----- The records -----
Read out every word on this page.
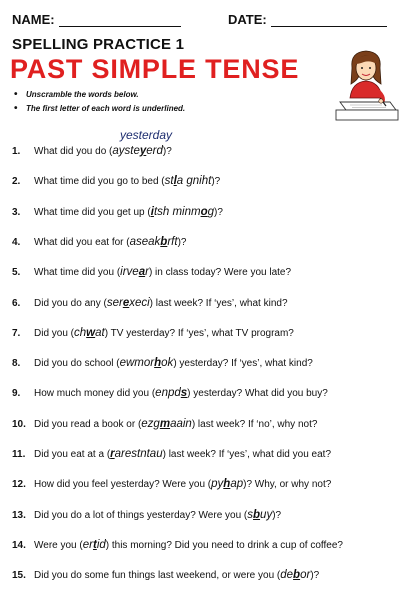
NAME:	DATE:
SPELLING PRACTICE 1
PAST SIMPLE TENSE
• Unscramble the words below.
• The first letter of each word is underlined.
yesterday
1. What did you do (aysteyerd)?
2. What time did you go to bed (stla gniht)?
3. What time did you get up (itsh minmog)?
4. What did you eat for (aseakbrft)?
5. What time did you (irvear) in class today? Were you late?
6. Did you do any (serexeci) last week? If ‘yes’, what kind?
7. Did you (chwat) TV yesterday? If ‘yes’, what TV program?
8. Did you do school (ewmorhok) yesterday? If ‘yes’, what kind?
9. How much money did you (enpds) yesterday? What did you buy?
10. Did you read a book or (ezgmaain) last week? If ‘no’, why not?
11. Did you eat at a (rarestntau) last week? If ‘yes’, what did you eat?
12. How did you feel yesterday? Were you (pyhap)? Why, or why not?
13. Did you do a lot of things yesterday? Were you (sbuy)?
14. Were you (ertid) this morning? Did you need to drink a cup of coffee?
15. Did you do some fun things last weekend, or were you (debor)?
-----
Return every line containing "last".

6. Did you do any (serexeci) last week? If ‘yes’, what kind?
10. Did you read a book or (ezgmaain) last week? If ‘no’, why not?
11. Did you eat at a (rarestntau) last week? If ‘yes’, what did you eat?
15. Did you do some fun things last weekend, or were you (debor)?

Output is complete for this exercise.